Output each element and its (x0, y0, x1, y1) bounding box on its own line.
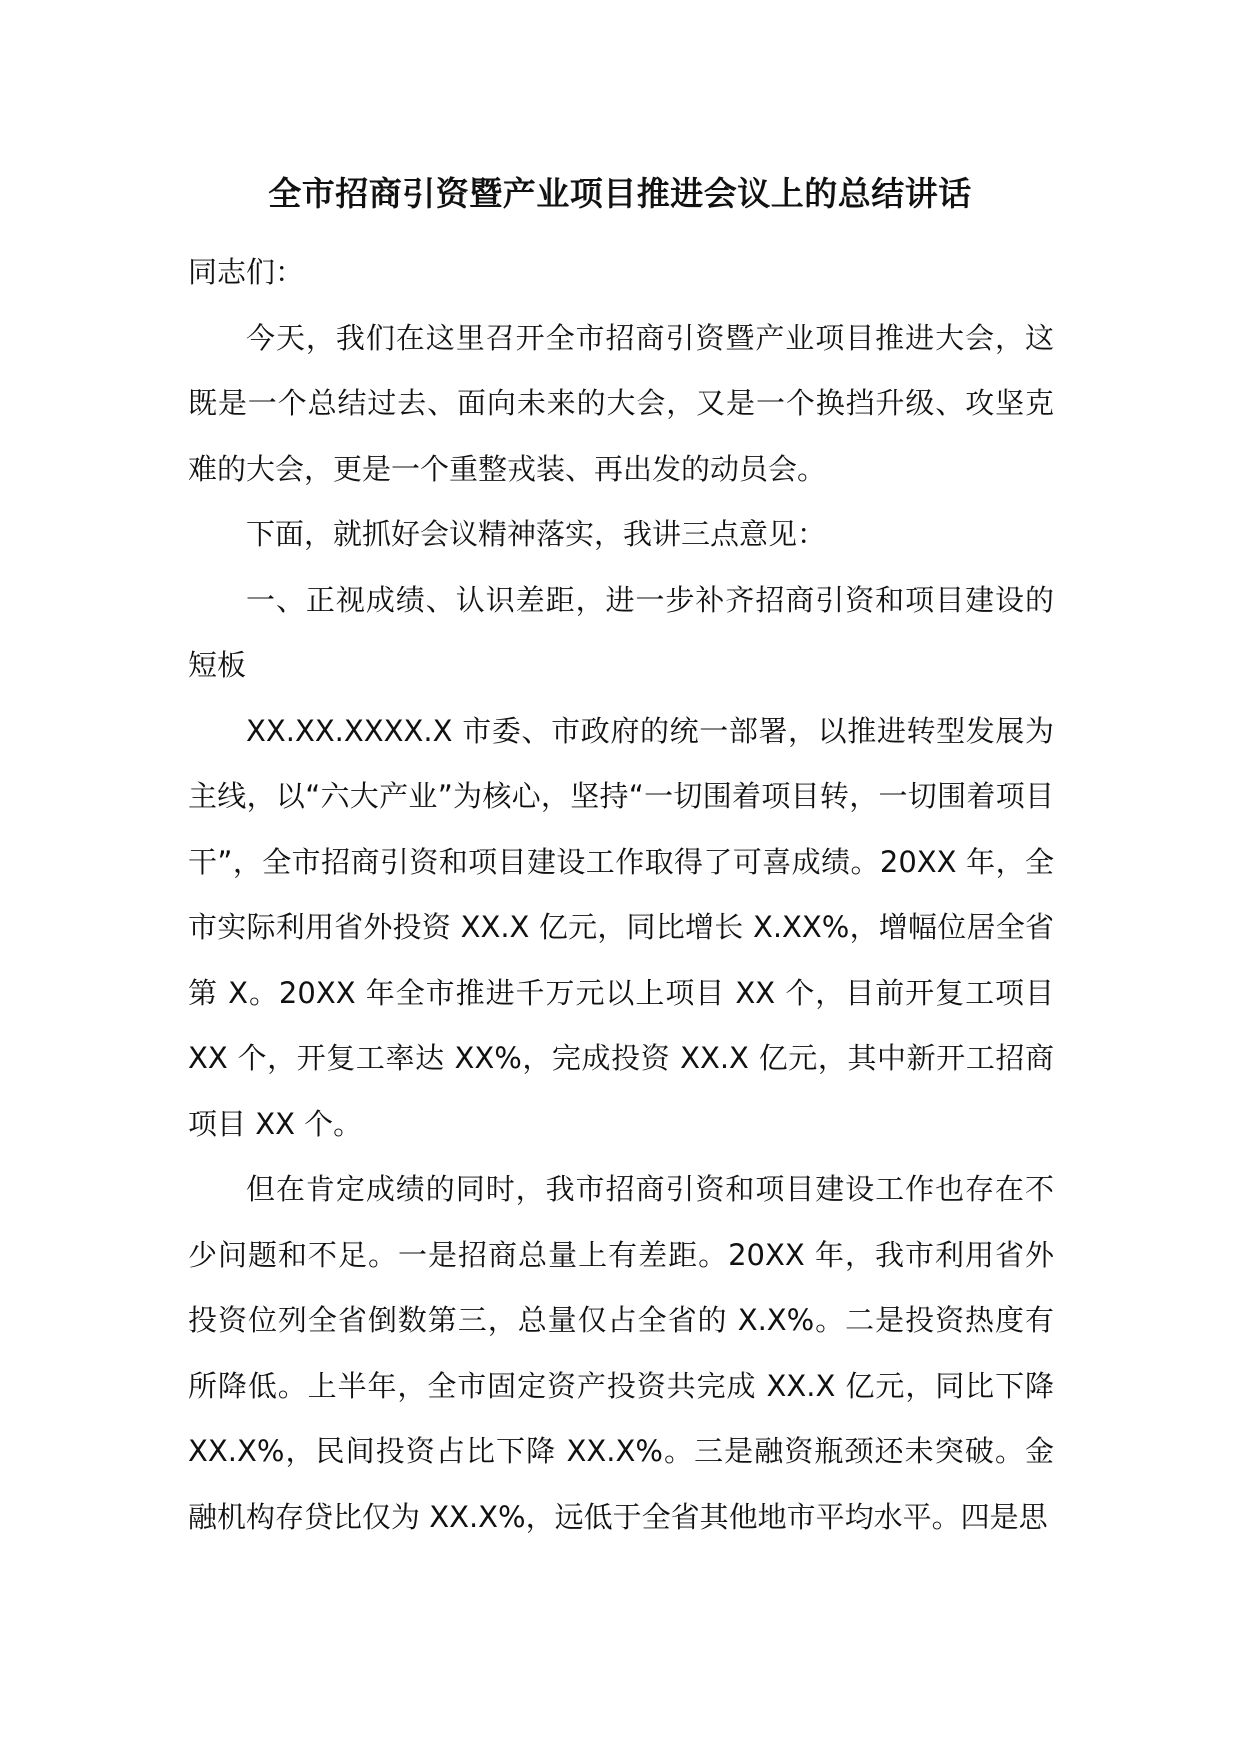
document-title: 全市招商引资暨产业项目推进会议上的总结讲话 (268, 174, 972, 213)
paragraph-intro-points: 下面，就抓好会议精神落实，我讲三点意见： (246, 517, 827, 551)
paragraph-achievements: XX.XX.XXXX.X 市委、市政府的统一部署，以推进转型发展为主线，以“六大产业”为核心，坚持“一切围着项目转，一切围着项目干”，全市招商引资和项目建设工作取得了可喜成绩。20XX 年，全市实际利用省外投资 XX.X 亿元，同比增长 X.XX%，增幅位居全省第 X。20XX 年全市推进千万元以上项目 XX 个，目前开复工项目 XX 个，开复工率达 XX%，完成投资 XX.X 亿元，其中新开工招商项目 XX 个。 (188, 713, 1054, 1141)
greeting-line: 同志们： (188, 255, 305, 289)
section-heading-1: 一、正视成绩、认识差距，进一步补齐招商引资和项目建设的短板 (188, 582, 1054, 682)
paragraph-opening: 今天，我们在这里召开全市招商引资暨产业项目推进大会，这既是一个总结过去、面向未来的大会，又是一个换挡升级、攻坚克难的大会，更是一个重整戎装、再出发的动员会。 (188, 320, 1054, 486)
document-body (188, 240, 1054, 1550)
paragraph-problems: 但在肯定成绩的同时，我市招商引资和项目建设工作也存在不少问题和不足。一是招商总量上有差距。20XX 年，我市利用省外投资位列全省倒数第三，总量仅占全省的 X.X%。二是投资热度有所降低。上半年，全市固定资产投资共完成 XX.X 亿元，同比下降 XX.X%，民间投资占比下降 XX.X%。三是融资瓶颈还未突破。金融机构存贷比仅为 XX.X%，远低于全省其他地市平均水平。四是思 (188, 1172, 1054, 1534)
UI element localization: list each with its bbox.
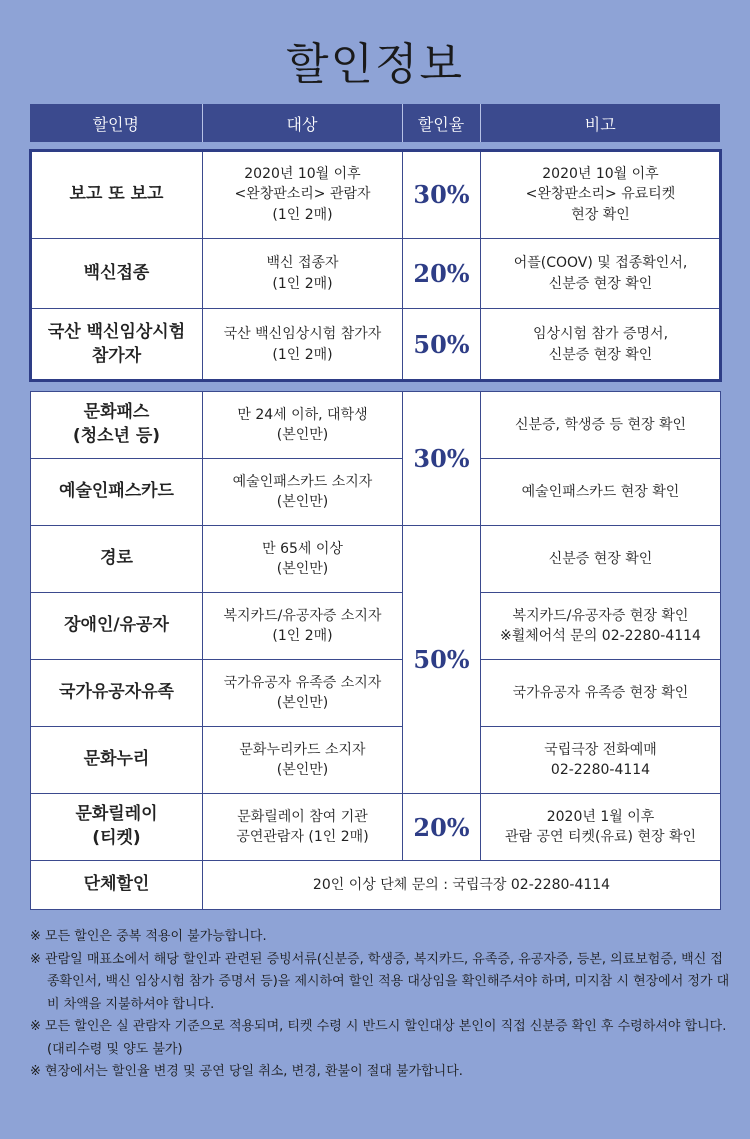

+---+

● JOB
Copy the lines from the one containing "document-title: 全市招商引资暨产业项目推进会议上的总结讲话 (268, 174, 972, 213)" through the last line, both included, and leave the pictures out.

● WRITTEN SOLUTION
document-title: 全市招商引资暨产业项目推进会议上的总结讲话 (268, 174, 972, 213)
paragraph-intro-points: 下面，就抓好会议精神落实，我讲三点意见： (246, 517, 827, 551)
paragraph-achievements: XX.XX.XXXX.X 市委、市政府的统一部署，以推进转型发展为主线，以“六大产业”为核心，坚持“一切围着项目转，一切围着项目干”，全市招商引资和项目建设工作取得了可喜成绩。20XX 年，全市实际利用省外投资 XX.X 亿元，同比增长 X.XX%，增幅位居全省第 X。20XX 年全市推进千万元以上项目 XX 个，目前开复工项目 XX 个，开复工率达 XX%，完成投资 XX.X 亿元，其中新开工招商项目 XX 个。 (188, 713, 1054, 1141)
greeting-line: 同志们： (188, 255, 305, 289)
section-heading-1: 一、正视成绩、认识差距，进一步补齐招商引资和项目建设的短板 (188, 582, 1054, 682)
paragraph-opening: 今天，我们在这里召开全市招商引资暨产业项目推进大会，这既是一个总结过去、面向未来的大会，又是一个换挡升级、攻坚克难的大会，更是一个重整戎装、再出发的动员会。 (188, 320, 1054, 486)
document-body (188, 240, 1054, 1550)
paragraph-problems: 但在肯定成绩的同时，我市招商引资和项目建设工作也存在不少问题和不足。一是招商总量上有差距。20XX 年，我市利用省外投资位列全省倒数第三，总量仅占全省的 X.X%。二是投资热度有所降低。上半年，全市固定资产投资共完成 XX.X 亿元，同比下降 XX.X%，民间投资占比下降 XX.X%。三是融资瓶颈还未突破。金融机构存贷比仅为 XX.X%，远低于全省其他地市平均水平。四是思 (188, 1172, 1054, 1534)
UI element localization: list each with its bbox.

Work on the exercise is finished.